[THE INPUT]

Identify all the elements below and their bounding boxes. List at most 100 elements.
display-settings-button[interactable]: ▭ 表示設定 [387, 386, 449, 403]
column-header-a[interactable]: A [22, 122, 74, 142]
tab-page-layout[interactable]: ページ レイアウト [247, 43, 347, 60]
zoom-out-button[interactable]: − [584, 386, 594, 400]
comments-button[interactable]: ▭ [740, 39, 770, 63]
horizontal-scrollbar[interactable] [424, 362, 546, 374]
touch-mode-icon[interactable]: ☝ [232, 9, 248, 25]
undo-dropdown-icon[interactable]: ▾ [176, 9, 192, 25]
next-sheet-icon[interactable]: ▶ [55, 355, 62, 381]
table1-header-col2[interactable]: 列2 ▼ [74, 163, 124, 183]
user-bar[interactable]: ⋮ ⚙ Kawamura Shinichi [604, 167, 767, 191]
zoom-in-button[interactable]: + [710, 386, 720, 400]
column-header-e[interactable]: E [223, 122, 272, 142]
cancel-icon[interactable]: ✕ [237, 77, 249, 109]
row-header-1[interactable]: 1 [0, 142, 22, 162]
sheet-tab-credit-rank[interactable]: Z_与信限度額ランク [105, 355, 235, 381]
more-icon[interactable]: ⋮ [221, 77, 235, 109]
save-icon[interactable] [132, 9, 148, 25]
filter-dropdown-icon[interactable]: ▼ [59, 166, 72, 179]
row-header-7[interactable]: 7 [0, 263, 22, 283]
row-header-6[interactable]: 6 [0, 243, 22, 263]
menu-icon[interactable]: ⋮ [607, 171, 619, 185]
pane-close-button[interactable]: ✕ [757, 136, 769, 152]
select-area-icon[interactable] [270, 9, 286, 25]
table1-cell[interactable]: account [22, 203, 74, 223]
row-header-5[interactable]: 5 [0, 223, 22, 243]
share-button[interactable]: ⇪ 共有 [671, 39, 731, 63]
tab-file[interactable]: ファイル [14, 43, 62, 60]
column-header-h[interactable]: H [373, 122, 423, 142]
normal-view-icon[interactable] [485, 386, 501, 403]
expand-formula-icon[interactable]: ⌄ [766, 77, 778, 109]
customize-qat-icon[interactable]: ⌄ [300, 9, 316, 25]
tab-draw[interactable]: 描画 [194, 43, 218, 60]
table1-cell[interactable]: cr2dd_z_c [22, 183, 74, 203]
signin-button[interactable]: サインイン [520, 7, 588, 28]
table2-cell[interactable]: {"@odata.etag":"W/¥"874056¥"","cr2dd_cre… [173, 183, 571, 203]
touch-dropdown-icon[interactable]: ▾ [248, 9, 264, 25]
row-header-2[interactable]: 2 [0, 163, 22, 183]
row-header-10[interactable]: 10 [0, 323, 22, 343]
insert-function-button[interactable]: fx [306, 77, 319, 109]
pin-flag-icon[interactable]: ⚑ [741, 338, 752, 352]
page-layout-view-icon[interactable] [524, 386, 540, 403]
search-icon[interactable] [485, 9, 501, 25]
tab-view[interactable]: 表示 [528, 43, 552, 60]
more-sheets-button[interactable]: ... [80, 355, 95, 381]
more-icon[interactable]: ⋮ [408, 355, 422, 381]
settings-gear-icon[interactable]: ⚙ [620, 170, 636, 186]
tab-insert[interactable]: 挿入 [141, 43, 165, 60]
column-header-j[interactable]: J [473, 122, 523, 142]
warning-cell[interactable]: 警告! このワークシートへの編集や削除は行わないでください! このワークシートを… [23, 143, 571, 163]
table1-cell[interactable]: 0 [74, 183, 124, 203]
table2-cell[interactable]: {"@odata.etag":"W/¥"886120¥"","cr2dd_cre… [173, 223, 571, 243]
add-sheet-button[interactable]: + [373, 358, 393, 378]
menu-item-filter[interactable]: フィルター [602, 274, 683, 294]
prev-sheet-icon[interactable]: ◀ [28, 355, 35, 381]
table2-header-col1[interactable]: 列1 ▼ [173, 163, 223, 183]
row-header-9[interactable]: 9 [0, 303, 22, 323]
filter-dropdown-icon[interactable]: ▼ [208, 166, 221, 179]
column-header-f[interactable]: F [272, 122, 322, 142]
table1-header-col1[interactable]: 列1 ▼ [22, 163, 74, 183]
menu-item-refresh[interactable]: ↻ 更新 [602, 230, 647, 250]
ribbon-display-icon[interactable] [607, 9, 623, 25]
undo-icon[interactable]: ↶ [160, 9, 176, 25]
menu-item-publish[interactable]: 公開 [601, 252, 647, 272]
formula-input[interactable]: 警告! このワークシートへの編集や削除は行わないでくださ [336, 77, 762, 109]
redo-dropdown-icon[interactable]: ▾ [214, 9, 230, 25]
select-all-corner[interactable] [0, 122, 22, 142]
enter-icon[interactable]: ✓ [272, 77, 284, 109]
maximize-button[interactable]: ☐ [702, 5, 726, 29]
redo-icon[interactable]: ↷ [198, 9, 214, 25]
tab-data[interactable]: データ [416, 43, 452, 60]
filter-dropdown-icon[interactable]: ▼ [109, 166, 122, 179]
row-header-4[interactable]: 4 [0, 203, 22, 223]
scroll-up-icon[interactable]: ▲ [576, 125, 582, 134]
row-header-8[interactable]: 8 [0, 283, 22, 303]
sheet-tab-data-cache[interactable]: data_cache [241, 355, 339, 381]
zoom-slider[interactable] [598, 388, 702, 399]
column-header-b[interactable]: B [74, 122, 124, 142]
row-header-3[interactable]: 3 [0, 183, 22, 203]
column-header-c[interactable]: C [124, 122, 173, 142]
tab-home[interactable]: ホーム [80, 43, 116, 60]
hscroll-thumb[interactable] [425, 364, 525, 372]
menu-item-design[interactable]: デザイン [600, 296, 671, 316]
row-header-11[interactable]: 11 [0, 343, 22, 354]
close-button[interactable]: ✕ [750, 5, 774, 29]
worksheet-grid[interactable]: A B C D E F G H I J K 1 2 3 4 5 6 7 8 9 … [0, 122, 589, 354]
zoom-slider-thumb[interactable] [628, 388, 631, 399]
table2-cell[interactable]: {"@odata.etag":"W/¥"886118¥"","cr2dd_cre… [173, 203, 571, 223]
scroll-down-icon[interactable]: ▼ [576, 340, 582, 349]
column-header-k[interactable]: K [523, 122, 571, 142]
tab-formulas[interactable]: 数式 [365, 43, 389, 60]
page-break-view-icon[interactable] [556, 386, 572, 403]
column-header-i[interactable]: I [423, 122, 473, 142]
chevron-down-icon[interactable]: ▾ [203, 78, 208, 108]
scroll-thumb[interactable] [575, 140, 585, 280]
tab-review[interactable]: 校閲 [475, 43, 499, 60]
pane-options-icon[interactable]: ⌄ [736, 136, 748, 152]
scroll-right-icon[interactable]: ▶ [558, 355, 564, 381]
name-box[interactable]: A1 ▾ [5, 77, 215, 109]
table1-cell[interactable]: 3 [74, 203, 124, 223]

[WORK INSTRUCTIONS] Reproduce each of the lines above exactly as they appear.

[WRITTEN ANSWER]
Identify all the elements below and their bounding boxes. List at most 100 elements.
display-settings-button[interactable]: ▭ 表示設定 [387, 386, 449, 403]
column-header-a[interactable]: A [22, 122, 74, 142]
tab-page-layout[interactable]: ページ レイアウト [247, 43, 347, 60]
zoom-out-button[interactable]: − [584, 386, 594, 400]
comments-button[interactable]: ▭ [740, 39, 770, 63]
horizontal-scrollbar[interactable] [424, 362, 546, 374]
touch-mode-icon[interactable]: ☝ [232, 9, 248, 25]
undo-dropdown-icon[interactable]: ▾ [176, 9, 192, 25]
next-sheet-icon[interactable]: ▶ [55, 355, 62, 381]
table1-header-col2[interactable]: 列2 ▼ [74, 163, 124, 183]
user-bar[interactable]: ⋮ ⚙ Kawamura Shinichi [604, 167, 767, 191]
zoom-in-button[interactable]: + [710, 386, 720, 400]
column-header-e[interactable]: E [223, 122, 272, 142]
cancel-icon[interactable]: ✕ [237, 77, 249, 109]
row-header-1[interactable]: 1 [0, 142, 22, 162]
sheet-tab-credit-rank[interactable]: Z_与信限度額ランク [105, 355, 235, 381]
more-icon[interactable]: ⋮ [221, 77, 235, 109]
save-icon[interactable] [132, 9, 148, 25]
filter-dropdown-icon[interactable]: ▼ [59, 166, 72, 179]
row-header-7[interactable]: 7 [0, 263, 22, 283]
row-header-6[interactable]: 6 [0, 243, 22, 263]
menu-icon[interactable]: ⋮ [607, 171, 619, 185]
pane-close-button[interactable]: ✕ [757, 136, 769, 152]
select-area-icon[interactable] [270, 9, 286, 25]
table1-cell[interactable]: account [22, 203, 74, 223]
row-header-5[interactable]: 5 [0, 223, 22, 243]
share-button[interactable]: ⇪ 共有 [671, 39, 731, 63]
tab-file[interactable]: ファイル [14, 43, 62, 60]
column-header-h[interactable]: H [373, 122, 423, 142]
normal-view-icon[interactable] [485, 386, 501, 403]
expand-formula-icon[interactable]: ⌄ [766, 77, 778, 109]
customize-qat-icon[interactable]: ⌄ [300, 9, 316, 25]
tab-draw[interactable]: 描画 [194, 43, 218, 60]
table1-cell[interactable]: cr2dd_z_c [22, 183, 74, 203]
signin-button[interactable]: サインイン [520, 7, 588, 28]
table2-cell[interactable]: {"@odata.etag":"W/¥"874056¥"","cr2dd_cre… [173, 183, 571, 203]
touch-dropdown-icon[interactable]: ▾ [248, 9, 264, 25]
row-header-2[interactable]: 2 [0, 163, 22, 183]
row-header-10[interactable]: 10 [0, 323, 22, 343]
insert-function-button[interactable]: fx [306, 77, 319, 109]
pin-flag-icon[interactable]: ⚑ [741, 338, 752, 352]
page-layout-view-icon[interactable] [524, 386, 540, 403]
search-icon[interactable] [485, 9, 501, 25]
tab-view[interactable]: 表示 [528, 43, 552, 60]
more-sheets-button[interactable]: ... [80, 355, 95, 381]
more-icon[interactable]: ⋮ [408, 355, 422, 381]
settings-gear-icon[interactable]: ⚙ [620, 170, 636, 186]
tab-insert[interactable]: 挿入 [141, 43, 165, 60]
column-header-j[interactable]: J [473, 122, 523, 142]
warning-cell[interactable]: 警告! このワークシートへの編集や削除は行わないでください! このワークシートを… [23, 143, 571, 163]
table1-cell[interactable]: 0 [74, 183, 124, 203]
table2-cell[interactable]: {"@odata.etag":"W/¥"886120¥"","cr2dd_cre… [173, 223, 571, 243]
add-sheet-button[interactable]: + [373, 358, 393, 378]
menu-item-filter[interactable]: フィルター [602, 274, 683, 294]
prev-sheet-icon[interactable]: ◀ [28, 355, 35, 381]
table2-header-col1[interactable]: 列1 ▼ [173, 163, 223, 183]
row-header-9[interactable]: 9 [0, 303, 22, 323]
filter-dropdown-icon[interactable]: ▼ [208, 166, 221, 179]
column-header-f[interactable]: F [272, 122, 322, 142]
table1-header-col1[interactable]: 列1 ▼ [22, 163, 74, 183]
menu-item-refresh[interactable]: ↻ 更新 [602, 230, 647, 250]
ribbon-display-icon[interactable] [607, 9, 623, 25]
undo-icon[interactable]: ↶ [160, 9, 176, 25]
menu-item-publish[interactable]: 公開 [601, 252, 647, 272]
formula-input[interactable]: 警告! このワークシートへの編集や削除は行わないでくださ [336, 77, 762, 109]
redo-dropdown-icon[interactable]: ▾ [214, 9, 230, 25]
select-all-corner[interactable] [0, 122, 22, 142]
enter-icon[interactable]: ✓ [272, 77, 284, 109]
maximize-button[interactable]: ☐ [702, 5, 726, 29]
redo-icon[interactable]: ↷ [198, 9, 214, 25]
tab-data[interactable]: データ [416, 43, 452, 60]
filter-dropdown-icon[interactable]: ▼ [109, 166, 122, 179]
row-header-4[interactable]: 4 [0, 203, 22, 223]
scroll-up-icon[interactable]: ▲ [576, 125, 582, 134]
row-header-8[interactable]: 8 [0, 283, 22, 303]
sheet-tab-data-cache[interactable]: data_cache [241, 355, 339, 381]
zoom-slider[interactable] [598, 388, 702, 399]
column-header-b[interactable]: B [74, 122, 124, 142]
row-header-3[interactable]: 3 [0, 183, 22, 203]
column-header-c[interactable]: C [124, 122, 173, 142]
tab-home[interactable]: ホーム [80, 43, 116, 60]
hscroll-thumb[interactable] [425, 364, 525, 372]
menu-item-design[interactable]: デザイン [600, 296, 671, 316]
row-header-11[interactable]: 11 [0, 343, 22, 354]
close-button[interactable]: ✕ [750, 5, 774, 29]
worksheet-grid[interactable]: A B C D E F G H I J K 1 2 3 4 5 6 7 8 9 … [0, 122, 589, 354]
zoom-slider-thumb[interactable] [628, 388, 631, 399]
table2-cell[interactable]: {"@odata.etag":"W/¥"886118¥"","cr2dd_cre… [173, 203, 571, 223]
scroll-down-icon[interactable]: ▼ [576, 340, 582, 349]
column-header-k[interactable]: K [523, 122, 571, 142]
tab-formulas[interactable]: 数式 [365, 43, 389, 60]
page-break-view-icon[interactable] [556, 386, 572, 403]
column-header-i[interactable]: I [423, 122, 473, 142]
chevron-down-icon[interactable]: ▾ [203, 78, 208, 108]
scroll-thumb[interactable] [575, 140, 585, 280]
tab-review[interactable]: 校閲 [475, 43, 499, 60]
pane-options-icon[interactable]: ⌄ [736, 136, 748, 152]
scroll-right-icon[interactable]: ▶ [558, 355, 564, 381]
name-box[interactable]: A1 ▾ [5, 77, 215, 109]
table1-cell[interactable]: 3 [74, 203, 124, 223]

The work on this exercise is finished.